**Requirements:**
Each line that holds the word "name" counts once; give the total number of such lines and nothing else.

**Data rows:**

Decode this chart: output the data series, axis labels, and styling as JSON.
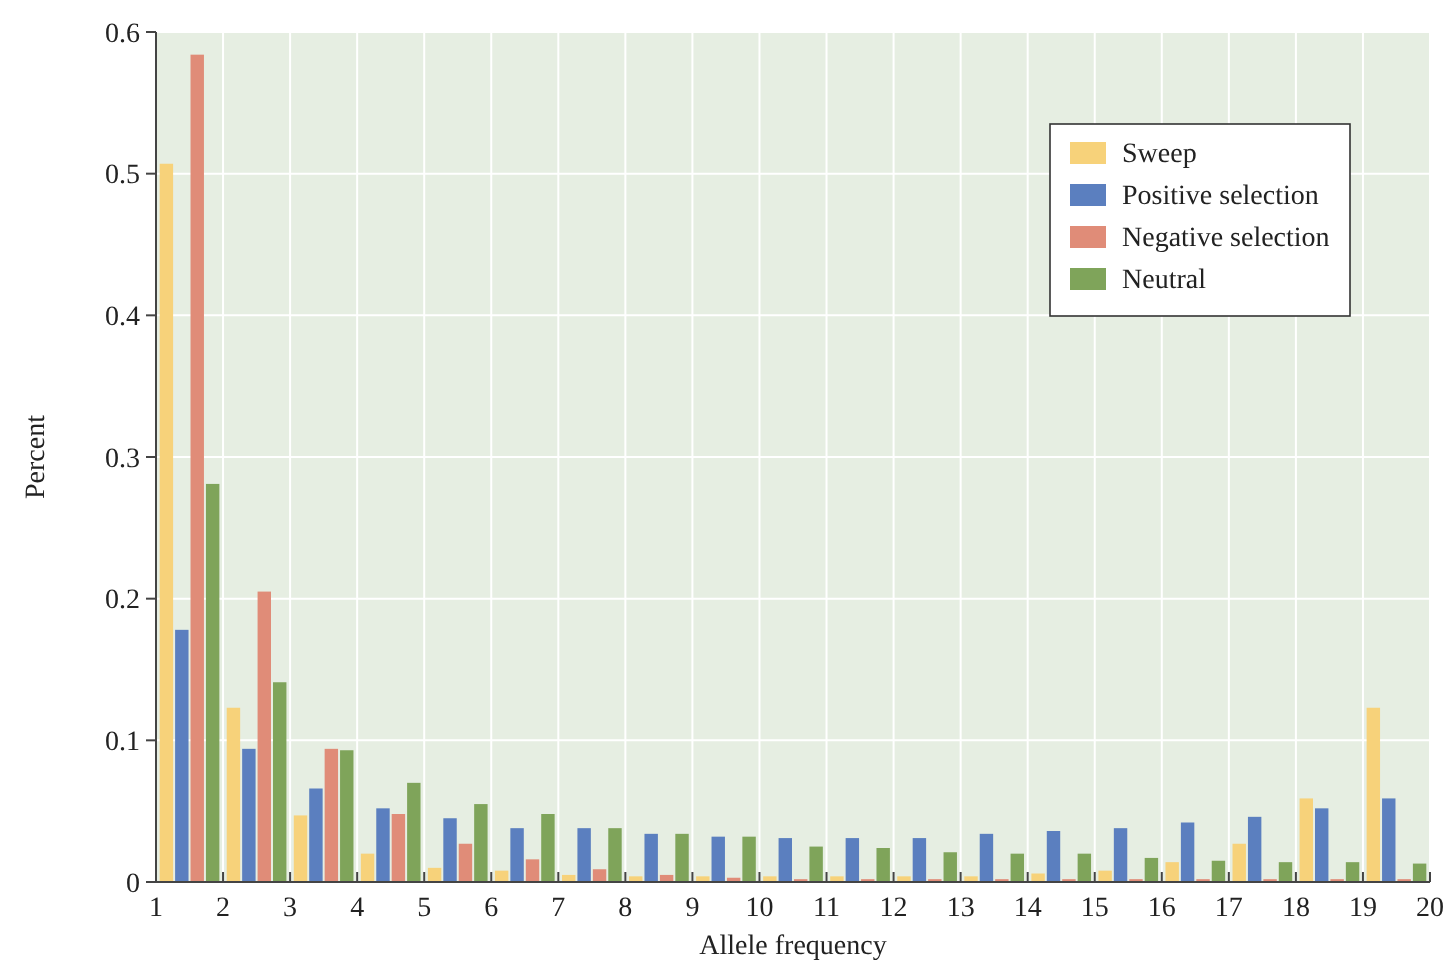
{
  "chart_data": {
    "type": "bar",
    "xlabel": "Allele frequency",
    "ylabel": "Percent",
    "x": [
      1.5,
      2.5,
      3.5,
      4.5,
      5.5,
      6.5,
      7.5,
      8.5,
      9.5,
      10.5,
      11.5,
      12.5,
      13.5,
      14.5,
      15.5,
      16.5,
      17.5,
      18.5,
      19.5
    ],
    "series": [
      {
        "name": "Sweep",
        "color": "#f7d27a",
        "values": [
          0.507,
          0.123,
          0.047,
          0.02,
          0.01,
          0.008,
          0.005,
          0.004,
          0.004,
          0.004,
          0.004,
          0.004,
          0.004,
          0.006,
          0.008,
          0.014,
          0.027,
          0.059,
          0.123
        ]
      },
      {
        "name": "Positive selection",
        "color": "#5b7fbf",
        "values": [
          0.178,
          0.094,
          0.066,
          0.052,
          0.045,
          0.038,
          0.038,
          0.034,
          0.032,
          0.031,
          0.031,
          0.031,
          0.034,
          0.036,
          0.038,
          0.042,
          0.046,
          0.052,
          0.059
        ]
      },
      {
        "name": "Negative selection",
        "color": "#e08c78",
        "values": [
          0.584,
          0.205,
          0.094,
          0.048,
          0.027,
          0.016,
          0.009,
          0.005,
          0.003,
          0.002,
          0.002,
          0.002,
          0.002,
          0.002,
          0.002,
          0.002,
          0.002,
          0.002,
          0.002
        ]
      },
      {
        "name": "Neutral",
        "color": "#7fa45a",
        "values": [
          0.281,
          0.141,
          0.093,
          0.07,
          0.055,
          0.048,
          0.038,
          0.034,
          0.032,
          0.025,
          0.024,
          0.021,
          0.02,
          0.02,
          0.017,
          0.015,
          0.014,
          0.014,
          0.013
        ]
      }
    ],
    "xlim": [
      1,
      20
    ],
    "xticks": [
      1,
      2,
      3,
      4,
      5,
      6,
      7,
      8,
      9,
      10,
      11,
      12,
      13,
      14,
      15,
      16,
      17,
      18,
      19,
      20
    ],
    "ylim": [
      0,
      0.6
    ],
    "yticks": [
      0,
      0.1,
      0.2,
      0.3,
      0.4,
      0.5,
      0.6
    ],
    "grid": true,
    "legend": "top right"
  }
}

**Response:**
4